[Begin Entries provided]
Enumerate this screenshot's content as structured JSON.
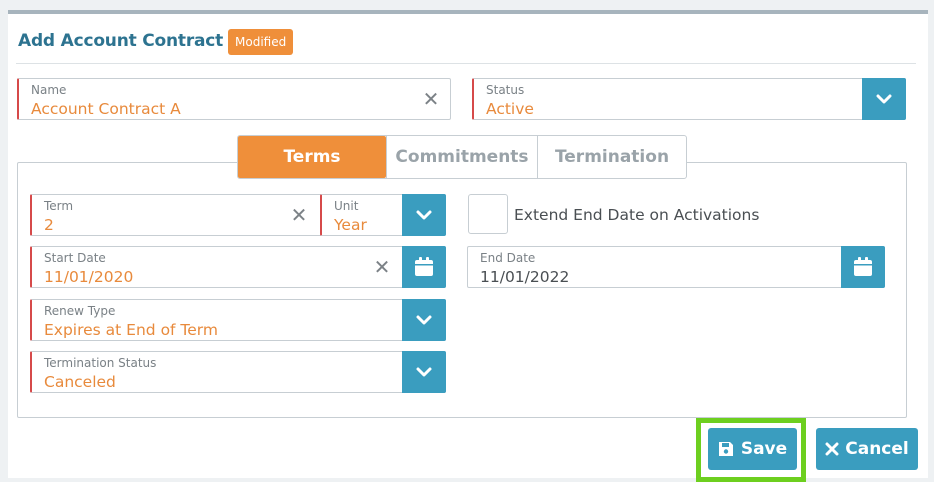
{
  "dialog": {
    "title": "Add Account Contract",
    "badge": "Modified"
  },
  "fields": {
    "name": {
      "label": "Name",
      "value": "Account Contract A"
    },
    "status": {
      "label": "Status",
      "value": "Active"
    },
    "term": {
      "label": "Term",
      "value": "2"
    },
    "unit": {
      "label": "Unit",
      "value": "Year"
    },
    "start_date": {
      "label": "Start Date",
      "value": "11/01/2020"
    },
    "end_date": {
      "label": "End Date",
      "value": "11/01/2022"
    },
    "renew_type": {
      "label": "Renew Type",
      "value": "Expires at End of Term"
    },
    "termination_status": {
      "label": "Termination Status",
      "value": "Canceled"
    },
    "extend_end_date": {
      "label": "Extend End Date on Activations",
      "checked": false
    }
  },
  "tabs": [
    {
      "label": "Terms",
      "active": true
    },
    {
      "label": "Commitments",
      "active": false
    },
    {
      "label": "Termination",
      "active": false
    }
  ],
  "actions": {
    "save": "Save",
    "cancel": "Cancel"
  },
  "colors": {
    "accent": "#3a9dbf",
    "orange": "#ef8f3a",
    "highlight": "#6dcf1f",
    "required": "#d64a4a",
    "title": "#2d7390"
  },
  "icons": [
    "clear-icon",
    "chevron-down-icon",
    "calendar-icon",
    "save-disk-icon",
    "close-icon"
  ]
}
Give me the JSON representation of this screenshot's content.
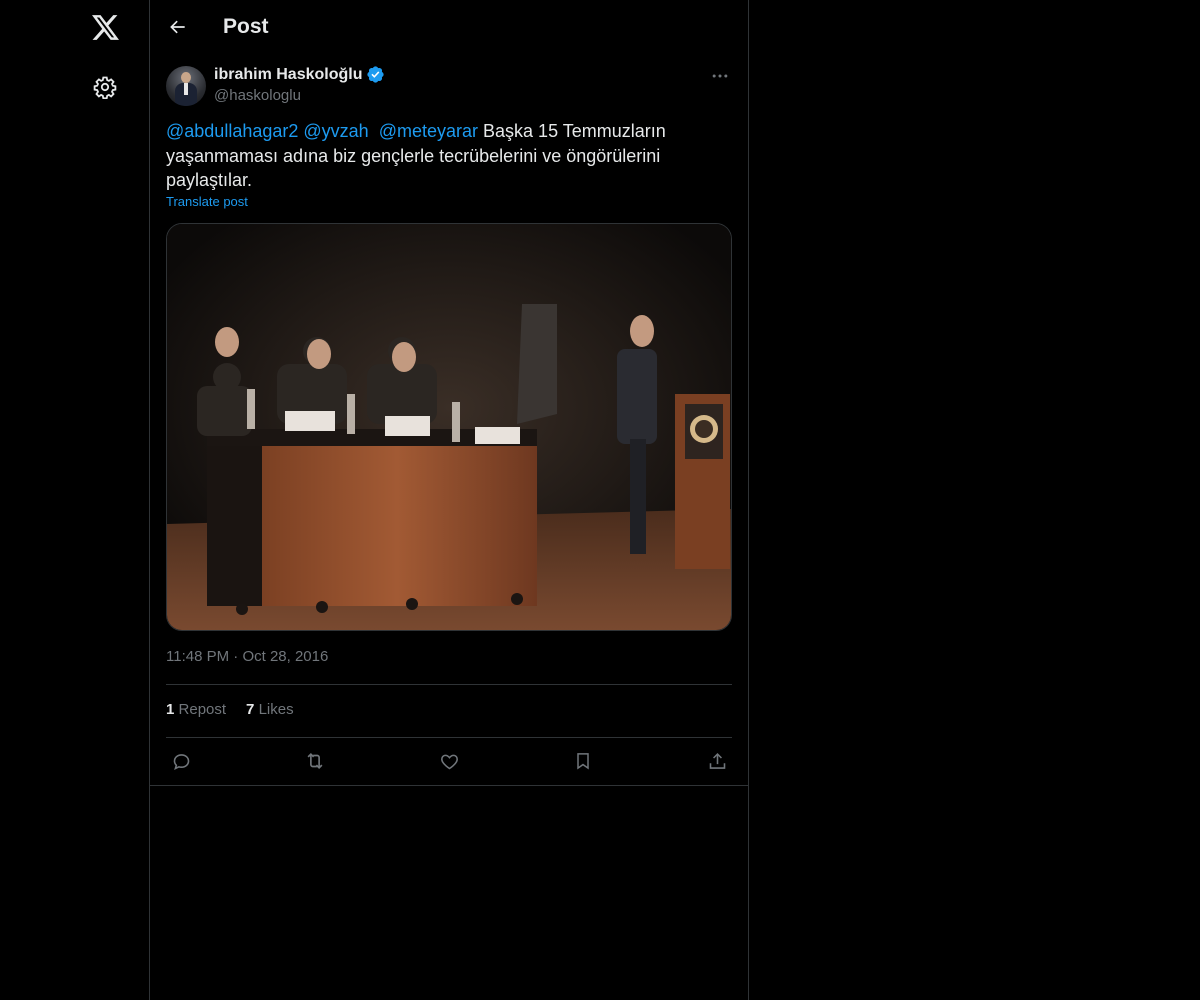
{
  "nav": {
    "logo_icon": "x-logo-icon",
    "settings_icon": "gear-icon"
  },
  "header": {
    "title": "Post",
    "back_icon": "arrow-left-icon"
  },
  "author": {
    "name": "ibrahim Haskoloğlu",
    "handle": "@haskologlu",
    "verified": true,
    "verified_color": "#1d9bf0"
  },
  "tweet": {
    "mentions": [
      "@abdullahagar2",
      "@yvzah",
      "@meteyarar"
    ],
    "body": "Başka 15 Temmuzların yaşanmaması adına biz gençlerle tecrübelerini ve öngörülerini paylaştılar.",
    "translate_label": "Translate post",
    "time": "11:48 PM",
    "separator": "·",
    "date": "Oct 28, 2016"
  },
  "stats": {
    "reposts_count": "1",
    "reposts_label": "Repost",
    "likes_count": "7",
    "likes_label": "Likes"
  },
  "actions": [
    {
      "name": "reply",
      "icon": "reply-icon"
    },
    {
      "name": "repost",
      "icon": "repost-icon"
    },
    {
      "name": "like",
      "icon": "heart-icon"
    },
    {
      "name": "bookmark",
      "icon": "bookmark-icon"
    },
    {
      "name": "share",
      "icon": "share-icon"
    }
  ],
  "colors": {
    "background": "#000000",
    "text": "#e7e9ea",
    "secondary": "#71767b",
    "accent": "#1d9bf0",
    "border": "#2f3336"
  }
}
[End Entries provided]
> To do: Filter the records for lines holding the string "screenshot". Copy each one.

> Solution to the exercise:
Enumerate this screenshot's content as structured JSON.
Give me the JSON representation of this screenshot's content.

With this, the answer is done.